▶ _Extracted text_:
[Start of section]

I missed the click click click his toenails made on the hardwood floor and the way his rear vibrated when he wagged his tail hard. And we both missed his unbridled optimism — each night at dinner; he stared at the place on the carpet where, in sixth grade, Lizzie had dropped a piece of salmon as if convinced another would one day materialize. It never did.
One morning, I walked into Jeff’s office and found him on his computer, staring at photos of dogs.
“I was just looking,” he said sheepishly, slamming his laptop shut as if caught perusing porn.
When we took our evening walks, I looked longingly at dogs like I had with babies many years earlier when I knew I wanted to become a parent.
We couldn’t replace Wally, but we needed a dog
So, three months later, we found ourselves surrounded by golden retriever puppies. No one could replace Wally, we told each other. We weren’t trying to replace him, but our house was empty. For us, a house with a grown child and no dog was only a house, not a home.
Puppies are fluff balls of condensed joy. I believe we could achieve world peace if we gave each country’s leader a puppy.
And thus, Flossie the puppy came into our lives.
Since Lizzie was four when Jeff and I met and six when we married, we never parented a toddler together. We’d also never raised a puppy together — our previous dogs had been older rescues.
Having a puppy was like having a toddler again, but one with tiny, razor-sharp teeth and an obsession with socks. After tossing yet another chewed-up sock in the trash, I wondered if I was too old for this. Had we made a mistake?
Though we occasionally bickered about what was developmentally appropriate for puppies, Jeff and I agreed about Flossie (as we had been raising Lizzie.) It turns out that parenting a puppy was quite similar to a young child.
Raising a new puppy was like parenting a toddler
Each time Flossie hit a new milestone, I felt the same pride I’d felt with Lizzie. When Flossie held out a paw on command, my heart swelled as it had when Lizzie stood on wobbly legs for the first time.
Jeff and I praised her the first time Flossie slept through the night. It was like the positive reinforcement I’d used with three-year-old Lizzie when she put away her toys without being asked. Of course, Lizzie could understand what I was saying. Secretly, I was convinced Flossie could, too.
Jeff and I took Flossie to puppy socialization class, where we sat in a circle with the dog parents, all with wiggly puppies in front of us. It was like the Mommy and Me classes but with dog treats instead of organic strawberries in bite-sized chunks. When we overheard one younger couple telling the instructor their puppy didn’t want to be in a group with Flossie, Jeff and I glanced at each other and frowned. I whispered to him that their dog was such a baby.

[End of section]

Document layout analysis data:
[Start of section]

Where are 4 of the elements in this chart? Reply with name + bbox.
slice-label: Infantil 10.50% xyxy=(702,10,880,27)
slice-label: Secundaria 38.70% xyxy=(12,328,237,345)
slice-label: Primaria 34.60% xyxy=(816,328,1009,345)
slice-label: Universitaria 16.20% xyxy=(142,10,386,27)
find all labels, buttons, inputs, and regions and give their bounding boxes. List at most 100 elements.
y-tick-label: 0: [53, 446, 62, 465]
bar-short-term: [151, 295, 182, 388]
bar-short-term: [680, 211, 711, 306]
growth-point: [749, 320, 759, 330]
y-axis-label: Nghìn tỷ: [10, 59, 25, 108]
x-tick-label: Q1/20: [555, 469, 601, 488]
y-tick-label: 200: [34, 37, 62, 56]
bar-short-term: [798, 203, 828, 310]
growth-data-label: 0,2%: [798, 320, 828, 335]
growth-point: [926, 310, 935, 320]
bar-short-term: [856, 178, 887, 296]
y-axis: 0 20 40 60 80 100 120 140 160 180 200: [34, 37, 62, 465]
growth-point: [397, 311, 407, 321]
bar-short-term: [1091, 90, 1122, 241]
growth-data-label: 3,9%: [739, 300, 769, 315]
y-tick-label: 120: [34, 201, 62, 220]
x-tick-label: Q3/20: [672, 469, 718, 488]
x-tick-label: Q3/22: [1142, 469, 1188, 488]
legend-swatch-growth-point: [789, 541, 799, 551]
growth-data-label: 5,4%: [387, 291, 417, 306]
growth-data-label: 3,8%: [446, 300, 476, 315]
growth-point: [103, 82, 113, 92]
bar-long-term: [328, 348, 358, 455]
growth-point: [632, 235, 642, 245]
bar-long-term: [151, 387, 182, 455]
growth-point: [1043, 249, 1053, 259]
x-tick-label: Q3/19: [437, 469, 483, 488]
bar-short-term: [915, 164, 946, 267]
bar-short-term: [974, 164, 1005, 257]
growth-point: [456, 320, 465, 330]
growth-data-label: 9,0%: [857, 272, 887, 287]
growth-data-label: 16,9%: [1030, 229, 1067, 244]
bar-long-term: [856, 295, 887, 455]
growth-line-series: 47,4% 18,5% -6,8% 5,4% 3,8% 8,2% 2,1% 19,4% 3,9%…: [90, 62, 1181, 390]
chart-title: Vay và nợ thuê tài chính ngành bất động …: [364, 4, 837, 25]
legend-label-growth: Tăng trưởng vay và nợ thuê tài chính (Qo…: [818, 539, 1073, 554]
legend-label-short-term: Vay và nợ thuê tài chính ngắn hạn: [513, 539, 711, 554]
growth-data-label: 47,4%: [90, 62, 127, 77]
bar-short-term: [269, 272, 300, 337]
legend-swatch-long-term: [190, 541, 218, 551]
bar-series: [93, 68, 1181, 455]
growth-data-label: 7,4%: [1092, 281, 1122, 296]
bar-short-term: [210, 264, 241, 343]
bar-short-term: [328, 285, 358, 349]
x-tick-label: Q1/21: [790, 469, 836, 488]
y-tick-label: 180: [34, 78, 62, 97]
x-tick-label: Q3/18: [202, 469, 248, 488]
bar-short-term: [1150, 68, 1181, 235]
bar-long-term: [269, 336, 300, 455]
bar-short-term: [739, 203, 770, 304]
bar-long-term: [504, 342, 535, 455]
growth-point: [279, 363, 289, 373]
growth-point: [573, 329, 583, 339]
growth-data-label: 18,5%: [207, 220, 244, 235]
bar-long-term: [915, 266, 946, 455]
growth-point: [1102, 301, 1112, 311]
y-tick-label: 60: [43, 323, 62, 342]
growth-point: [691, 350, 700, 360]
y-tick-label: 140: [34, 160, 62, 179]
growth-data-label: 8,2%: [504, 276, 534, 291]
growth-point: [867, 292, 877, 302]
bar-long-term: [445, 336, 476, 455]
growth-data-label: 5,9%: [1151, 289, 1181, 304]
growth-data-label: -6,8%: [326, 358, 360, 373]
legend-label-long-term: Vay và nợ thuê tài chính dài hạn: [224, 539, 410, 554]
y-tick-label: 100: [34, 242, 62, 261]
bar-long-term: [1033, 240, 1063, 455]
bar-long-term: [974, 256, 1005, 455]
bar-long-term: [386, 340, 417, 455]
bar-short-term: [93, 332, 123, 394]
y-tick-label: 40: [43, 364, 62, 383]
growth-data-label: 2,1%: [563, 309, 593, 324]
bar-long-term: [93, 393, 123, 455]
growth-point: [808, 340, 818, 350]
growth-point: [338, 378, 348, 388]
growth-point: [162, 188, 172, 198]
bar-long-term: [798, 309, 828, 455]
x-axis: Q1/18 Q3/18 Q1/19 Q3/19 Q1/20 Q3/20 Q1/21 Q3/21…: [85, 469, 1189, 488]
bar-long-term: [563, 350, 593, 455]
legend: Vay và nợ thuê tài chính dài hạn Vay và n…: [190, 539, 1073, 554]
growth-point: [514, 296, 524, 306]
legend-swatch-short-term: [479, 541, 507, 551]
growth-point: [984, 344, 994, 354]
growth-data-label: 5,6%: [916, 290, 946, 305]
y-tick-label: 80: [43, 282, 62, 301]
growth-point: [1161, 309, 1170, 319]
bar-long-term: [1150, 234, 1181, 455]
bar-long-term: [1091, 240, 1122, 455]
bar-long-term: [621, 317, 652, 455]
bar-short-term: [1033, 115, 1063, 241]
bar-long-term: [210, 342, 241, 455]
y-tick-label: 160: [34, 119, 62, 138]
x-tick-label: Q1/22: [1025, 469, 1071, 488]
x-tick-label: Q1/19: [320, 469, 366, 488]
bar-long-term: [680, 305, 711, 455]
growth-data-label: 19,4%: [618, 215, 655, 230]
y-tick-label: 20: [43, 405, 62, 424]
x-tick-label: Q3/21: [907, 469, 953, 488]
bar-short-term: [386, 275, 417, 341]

[End of section]

▶ _Required tasks_:
a) Answer these questions from the puppy essay:
(i) What breed were the puppies the couple found themselves surrounded by?
(ii) How old was Lizzie when Jeff and the narrator married?
(iii) What did the puppy socialization class have in place of organic strawberries in bite-sized chunks?
b) Name every person and dog mentioned by name in the puppy essay.
c) Translate this sentence from the puppy essay into Spanish: "One morning, I walked into Jeff’s office and found him on his computer, staring at photos of dogs."

▶ _Exercise responses_:
a)
(i) Golden retriever.
(ii) Six.
(iii) Dog treats.

b) Wally, Jeff, Lizzie, Flossie

c) Una mañana, entré en la oficina de Jeff y lo encontré frente a su computadora, mirando fotos de perros.